╭─ Data listing

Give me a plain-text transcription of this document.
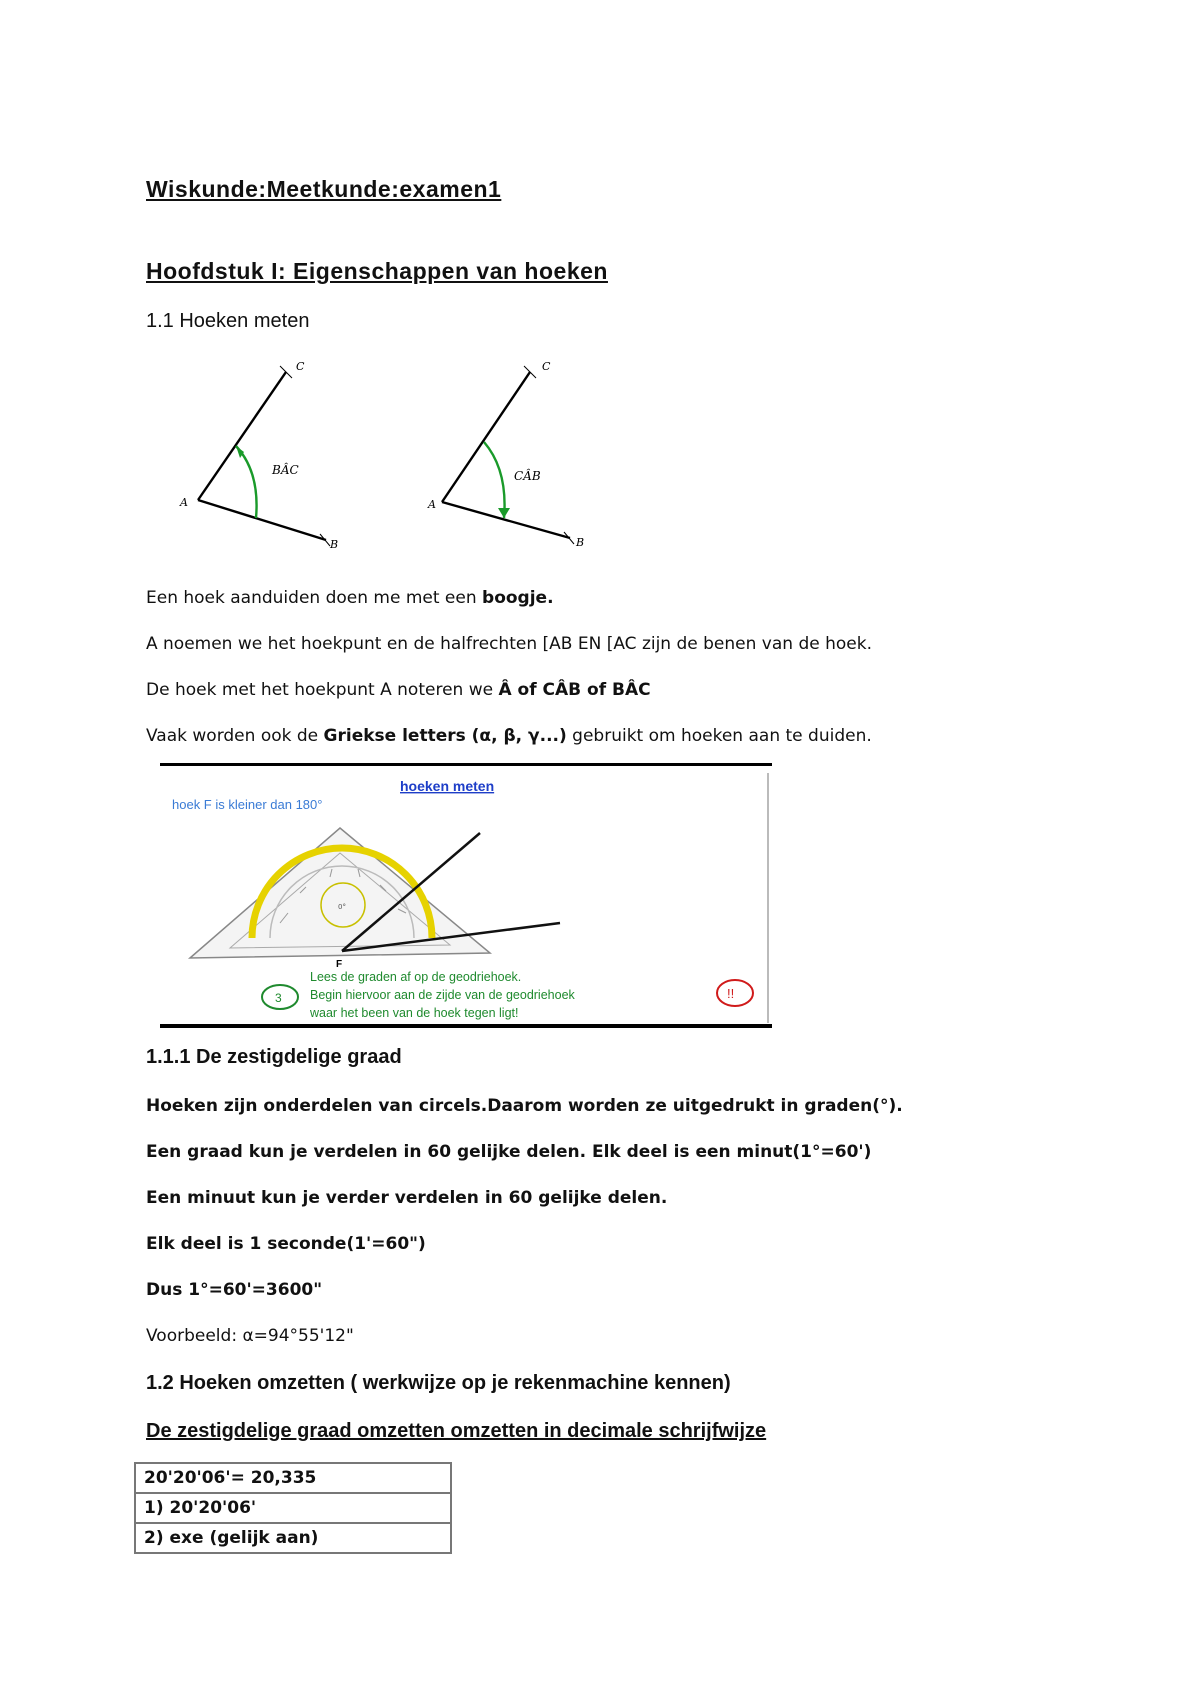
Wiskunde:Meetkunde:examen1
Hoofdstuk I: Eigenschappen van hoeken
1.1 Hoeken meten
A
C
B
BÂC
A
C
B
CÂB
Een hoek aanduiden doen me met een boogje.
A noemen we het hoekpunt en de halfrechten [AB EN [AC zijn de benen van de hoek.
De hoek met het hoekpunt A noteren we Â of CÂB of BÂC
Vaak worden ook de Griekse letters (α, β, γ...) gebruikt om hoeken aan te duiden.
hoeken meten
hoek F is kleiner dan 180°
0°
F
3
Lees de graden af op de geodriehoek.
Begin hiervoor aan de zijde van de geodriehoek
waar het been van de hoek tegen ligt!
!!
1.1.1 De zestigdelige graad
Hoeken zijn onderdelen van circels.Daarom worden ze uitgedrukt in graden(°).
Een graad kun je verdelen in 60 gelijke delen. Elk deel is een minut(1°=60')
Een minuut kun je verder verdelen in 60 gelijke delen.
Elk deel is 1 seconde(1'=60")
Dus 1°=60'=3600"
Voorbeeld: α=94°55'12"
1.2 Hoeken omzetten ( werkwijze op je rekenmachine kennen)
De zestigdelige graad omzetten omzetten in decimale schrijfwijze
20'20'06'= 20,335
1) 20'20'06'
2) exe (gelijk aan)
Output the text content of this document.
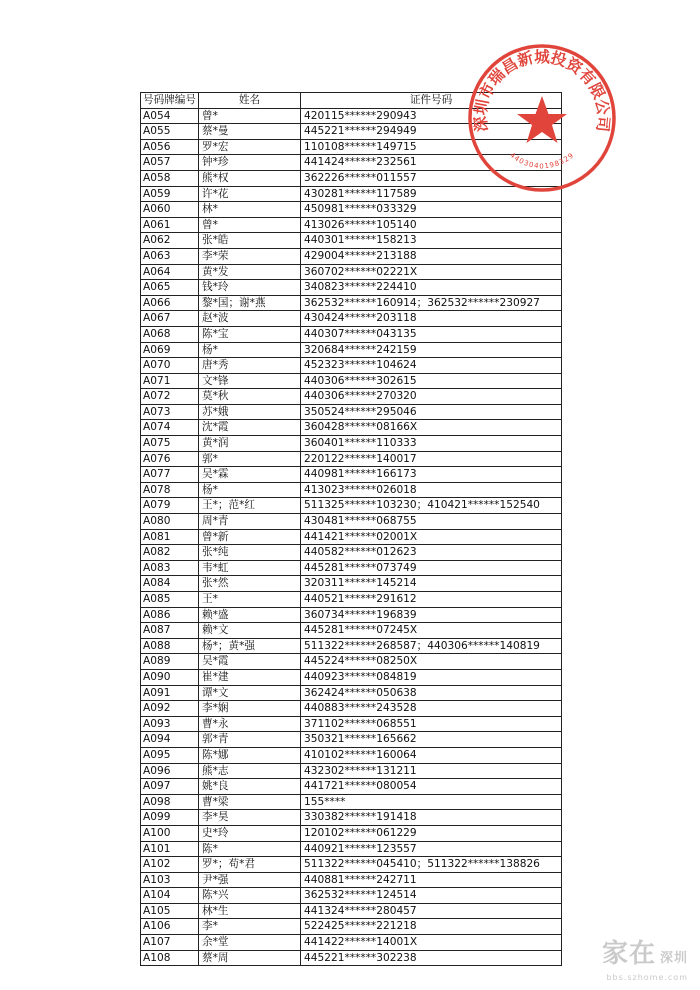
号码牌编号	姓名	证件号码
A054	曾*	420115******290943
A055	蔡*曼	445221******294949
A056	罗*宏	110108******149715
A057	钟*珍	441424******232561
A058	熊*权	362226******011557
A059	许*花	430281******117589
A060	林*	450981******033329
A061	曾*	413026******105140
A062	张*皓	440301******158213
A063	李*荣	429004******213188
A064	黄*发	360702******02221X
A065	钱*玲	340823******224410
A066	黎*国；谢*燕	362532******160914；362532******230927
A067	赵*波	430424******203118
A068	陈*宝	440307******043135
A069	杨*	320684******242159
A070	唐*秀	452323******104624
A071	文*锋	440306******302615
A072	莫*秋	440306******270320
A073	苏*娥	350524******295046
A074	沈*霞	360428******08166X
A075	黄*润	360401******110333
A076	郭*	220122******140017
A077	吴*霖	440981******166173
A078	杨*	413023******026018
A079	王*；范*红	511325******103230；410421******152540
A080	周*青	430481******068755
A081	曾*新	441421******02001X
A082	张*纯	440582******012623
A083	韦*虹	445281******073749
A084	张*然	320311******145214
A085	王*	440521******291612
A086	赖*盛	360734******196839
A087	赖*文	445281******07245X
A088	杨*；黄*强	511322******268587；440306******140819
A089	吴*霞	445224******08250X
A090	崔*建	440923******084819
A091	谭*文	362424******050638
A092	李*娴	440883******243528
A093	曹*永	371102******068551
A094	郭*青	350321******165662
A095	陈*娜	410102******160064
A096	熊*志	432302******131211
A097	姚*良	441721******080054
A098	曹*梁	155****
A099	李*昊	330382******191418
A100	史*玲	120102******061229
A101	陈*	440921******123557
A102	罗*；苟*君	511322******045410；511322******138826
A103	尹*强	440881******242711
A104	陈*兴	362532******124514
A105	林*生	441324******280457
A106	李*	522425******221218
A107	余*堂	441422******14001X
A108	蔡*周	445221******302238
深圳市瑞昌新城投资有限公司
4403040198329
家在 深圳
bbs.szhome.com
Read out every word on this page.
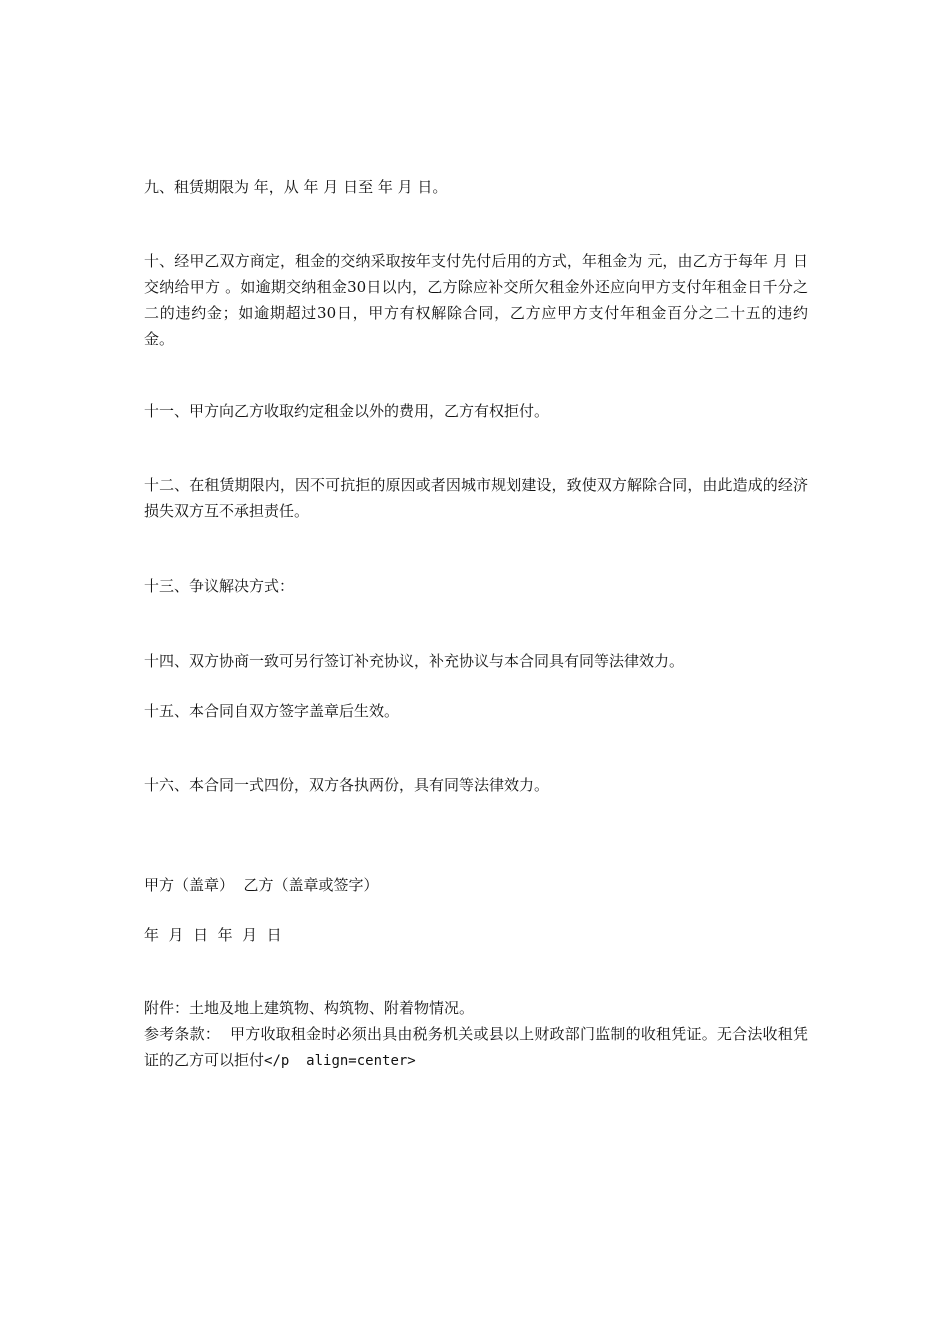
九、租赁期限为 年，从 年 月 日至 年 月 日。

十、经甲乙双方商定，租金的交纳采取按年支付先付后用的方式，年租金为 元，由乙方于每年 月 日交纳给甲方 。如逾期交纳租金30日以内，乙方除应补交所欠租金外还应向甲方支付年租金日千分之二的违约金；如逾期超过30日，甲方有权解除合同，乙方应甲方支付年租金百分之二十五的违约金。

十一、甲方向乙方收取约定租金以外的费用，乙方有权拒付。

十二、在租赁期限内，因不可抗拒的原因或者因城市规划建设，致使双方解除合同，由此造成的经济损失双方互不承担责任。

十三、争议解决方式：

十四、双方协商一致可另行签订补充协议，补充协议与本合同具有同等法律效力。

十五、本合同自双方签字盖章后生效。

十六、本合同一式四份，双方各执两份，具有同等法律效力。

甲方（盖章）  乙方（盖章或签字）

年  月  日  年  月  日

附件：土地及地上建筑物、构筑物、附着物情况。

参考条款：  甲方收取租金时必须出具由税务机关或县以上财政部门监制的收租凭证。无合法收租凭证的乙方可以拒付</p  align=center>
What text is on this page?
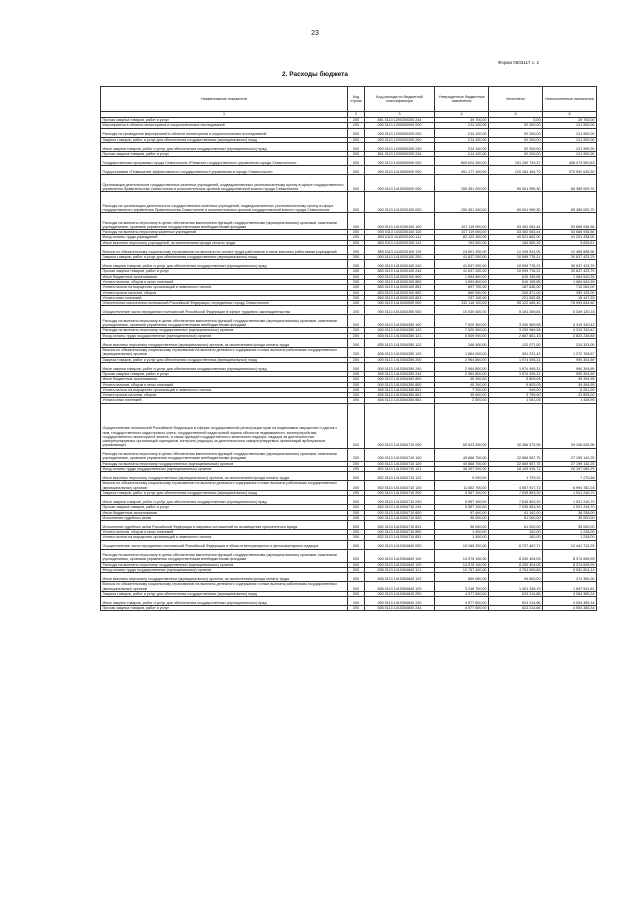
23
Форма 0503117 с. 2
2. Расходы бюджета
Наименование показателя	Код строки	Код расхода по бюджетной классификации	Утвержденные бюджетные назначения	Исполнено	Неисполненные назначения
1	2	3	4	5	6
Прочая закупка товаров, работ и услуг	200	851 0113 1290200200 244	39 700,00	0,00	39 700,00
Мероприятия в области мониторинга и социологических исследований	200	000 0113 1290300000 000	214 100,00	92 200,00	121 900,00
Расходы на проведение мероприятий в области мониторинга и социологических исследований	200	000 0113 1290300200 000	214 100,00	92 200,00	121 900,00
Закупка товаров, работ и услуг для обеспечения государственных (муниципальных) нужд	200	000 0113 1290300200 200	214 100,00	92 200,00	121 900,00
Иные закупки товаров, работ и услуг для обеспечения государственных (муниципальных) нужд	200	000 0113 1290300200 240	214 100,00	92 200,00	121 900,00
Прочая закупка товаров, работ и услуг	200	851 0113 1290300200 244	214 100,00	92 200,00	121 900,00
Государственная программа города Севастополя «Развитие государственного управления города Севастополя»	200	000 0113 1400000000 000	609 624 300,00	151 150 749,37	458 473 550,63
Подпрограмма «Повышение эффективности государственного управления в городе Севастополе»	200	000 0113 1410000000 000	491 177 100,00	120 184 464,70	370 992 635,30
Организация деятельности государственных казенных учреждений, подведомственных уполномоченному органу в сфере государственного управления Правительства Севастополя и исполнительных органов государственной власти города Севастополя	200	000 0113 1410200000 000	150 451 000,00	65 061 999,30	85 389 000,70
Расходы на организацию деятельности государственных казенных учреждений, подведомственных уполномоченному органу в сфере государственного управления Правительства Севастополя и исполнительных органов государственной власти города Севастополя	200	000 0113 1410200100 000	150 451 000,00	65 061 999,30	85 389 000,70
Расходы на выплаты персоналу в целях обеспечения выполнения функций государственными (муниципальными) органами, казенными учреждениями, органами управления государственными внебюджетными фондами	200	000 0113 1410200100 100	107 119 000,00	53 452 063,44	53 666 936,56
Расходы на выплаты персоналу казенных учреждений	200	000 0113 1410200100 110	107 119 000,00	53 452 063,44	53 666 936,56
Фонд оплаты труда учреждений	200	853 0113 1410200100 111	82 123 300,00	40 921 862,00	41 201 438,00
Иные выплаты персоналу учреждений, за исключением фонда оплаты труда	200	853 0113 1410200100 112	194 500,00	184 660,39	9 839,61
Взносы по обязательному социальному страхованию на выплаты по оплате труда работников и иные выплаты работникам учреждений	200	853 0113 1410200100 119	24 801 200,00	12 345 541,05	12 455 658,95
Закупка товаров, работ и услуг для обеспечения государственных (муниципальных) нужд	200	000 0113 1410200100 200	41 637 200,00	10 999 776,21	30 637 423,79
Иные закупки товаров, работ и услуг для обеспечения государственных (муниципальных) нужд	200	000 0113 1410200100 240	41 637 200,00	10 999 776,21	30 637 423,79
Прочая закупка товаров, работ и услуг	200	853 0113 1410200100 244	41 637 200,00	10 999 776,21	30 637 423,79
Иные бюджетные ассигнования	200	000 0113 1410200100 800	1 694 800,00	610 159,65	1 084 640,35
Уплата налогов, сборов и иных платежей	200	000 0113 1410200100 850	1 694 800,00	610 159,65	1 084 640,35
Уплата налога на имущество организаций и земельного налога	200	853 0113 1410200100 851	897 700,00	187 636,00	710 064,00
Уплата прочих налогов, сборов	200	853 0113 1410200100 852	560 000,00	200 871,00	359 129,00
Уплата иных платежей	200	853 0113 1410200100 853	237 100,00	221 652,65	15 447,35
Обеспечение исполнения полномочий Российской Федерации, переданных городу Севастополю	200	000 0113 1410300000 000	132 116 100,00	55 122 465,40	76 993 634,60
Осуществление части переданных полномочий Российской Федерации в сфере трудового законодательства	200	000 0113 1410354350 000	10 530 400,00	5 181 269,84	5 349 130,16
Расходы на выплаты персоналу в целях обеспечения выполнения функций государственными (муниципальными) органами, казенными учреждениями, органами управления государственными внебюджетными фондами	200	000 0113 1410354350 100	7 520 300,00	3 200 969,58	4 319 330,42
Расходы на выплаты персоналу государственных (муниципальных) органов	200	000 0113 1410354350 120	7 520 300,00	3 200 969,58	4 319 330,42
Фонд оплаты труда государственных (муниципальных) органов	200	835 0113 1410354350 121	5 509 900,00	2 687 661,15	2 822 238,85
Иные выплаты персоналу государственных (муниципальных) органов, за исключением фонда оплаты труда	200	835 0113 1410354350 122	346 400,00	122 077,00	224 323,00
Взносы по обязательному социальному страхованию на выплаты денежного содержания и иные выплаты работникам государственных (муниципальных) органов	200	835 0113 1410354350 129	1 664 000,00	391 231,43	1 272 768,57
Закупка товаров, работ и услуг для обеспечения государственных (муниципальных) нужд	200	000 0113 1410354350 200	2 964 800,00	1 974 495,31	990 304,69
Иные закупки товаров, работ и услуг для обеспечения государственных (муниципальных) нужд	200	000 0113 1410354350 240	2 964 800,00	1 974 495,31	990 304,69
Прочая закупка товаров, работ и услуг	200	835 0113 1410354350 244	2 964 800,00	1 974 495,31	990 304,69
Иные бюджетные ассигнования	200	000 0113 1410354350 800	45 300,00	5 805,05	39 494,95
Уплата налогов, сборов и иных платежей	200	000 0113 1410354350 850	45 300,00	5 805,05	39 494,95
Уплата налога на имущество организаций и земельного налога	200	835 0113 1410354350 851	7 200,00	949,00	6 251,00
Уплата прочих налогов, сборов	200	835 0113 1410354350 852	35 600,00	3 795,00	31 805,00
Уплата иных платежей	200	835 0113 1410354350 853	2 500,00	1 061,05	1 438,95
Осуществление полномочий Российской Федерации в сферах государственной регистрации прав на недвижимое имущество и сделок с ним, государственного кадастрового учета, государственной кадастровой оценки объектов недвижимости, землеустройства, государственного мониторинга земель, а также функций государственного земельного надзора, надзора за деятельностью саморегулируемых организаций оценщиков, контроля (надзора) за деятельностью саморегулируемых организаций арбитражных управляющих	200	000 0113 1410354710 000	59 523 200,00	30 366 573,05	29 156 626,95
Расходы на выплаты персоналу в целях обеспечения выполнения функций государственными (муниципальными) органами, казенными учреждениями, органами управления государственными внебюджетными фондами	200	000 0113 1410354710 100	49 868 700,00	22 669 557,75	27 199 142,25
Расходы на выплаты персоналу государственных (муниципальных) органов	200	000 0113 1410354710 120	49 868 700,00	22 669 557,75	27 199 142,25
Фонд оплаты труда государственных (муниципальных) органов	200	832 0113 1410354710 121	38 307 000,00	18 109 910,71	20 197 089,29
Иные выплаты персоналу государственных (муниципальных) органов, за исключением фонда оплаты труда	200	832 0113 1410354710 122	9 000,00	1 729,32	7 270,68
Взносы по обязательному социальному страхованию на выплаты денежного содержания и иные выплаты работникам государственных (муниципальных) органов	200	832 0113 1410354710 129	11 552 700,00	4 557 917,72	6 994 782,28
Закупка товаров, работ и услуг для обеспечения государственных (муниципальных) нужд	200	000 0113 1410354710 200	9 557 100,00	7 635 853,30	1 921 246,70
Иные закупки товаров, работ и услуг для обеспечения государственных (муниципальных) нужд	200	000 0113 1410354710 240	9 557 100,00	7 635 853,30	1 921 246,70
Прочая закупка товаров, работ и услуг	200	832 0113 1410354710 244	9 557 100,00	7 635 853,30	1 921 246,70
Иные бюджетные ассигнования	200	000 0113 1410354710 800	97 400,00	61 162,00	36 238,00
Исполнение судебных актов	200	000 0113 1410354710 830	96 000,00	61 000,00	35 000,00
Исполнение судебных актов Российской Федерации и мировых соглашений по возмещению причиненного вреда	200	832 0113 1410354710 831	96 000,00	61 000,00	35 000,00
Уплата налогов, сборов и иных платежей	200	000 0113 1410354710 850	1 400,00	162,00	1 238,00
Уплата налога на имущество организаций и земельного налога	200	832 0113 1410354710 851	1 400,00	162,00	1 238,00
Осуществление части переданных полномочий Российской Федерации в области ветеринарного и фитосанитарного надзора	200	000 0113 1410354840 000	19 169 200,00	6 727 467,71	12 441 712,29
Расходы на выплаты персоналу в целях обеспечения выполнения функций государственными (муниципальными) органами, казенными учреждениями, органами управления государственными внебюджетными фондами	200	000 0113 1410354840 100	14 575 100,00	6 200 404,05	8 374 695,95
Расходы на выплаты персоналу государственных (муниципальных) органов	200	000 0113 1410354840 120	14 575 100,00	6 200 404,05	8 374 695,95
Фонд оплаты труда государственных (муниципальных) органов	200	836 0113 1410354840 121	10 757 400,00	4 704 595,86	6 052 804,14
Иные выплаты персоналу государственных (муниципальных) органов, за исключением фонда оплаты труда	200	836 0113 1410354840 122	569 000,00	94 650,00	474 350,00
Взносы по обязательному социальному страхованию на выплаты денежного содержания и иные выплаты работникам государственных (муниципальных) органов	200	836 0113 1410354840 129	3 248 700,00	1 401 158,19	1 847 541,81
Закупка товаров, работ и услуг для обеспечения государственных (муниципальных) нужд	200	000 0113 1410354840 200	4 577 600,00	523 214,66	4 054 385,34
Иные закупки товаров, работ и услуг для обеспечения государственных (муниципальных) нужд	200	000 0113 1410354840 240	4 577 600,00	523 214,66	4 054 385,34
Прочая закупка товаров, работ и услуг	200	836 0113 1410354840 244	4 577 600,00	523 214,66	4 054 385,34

╰─

Stated task: Check every line in the material above for the string "государственными", then give only the number of lines that have it.

Solution to this task: 4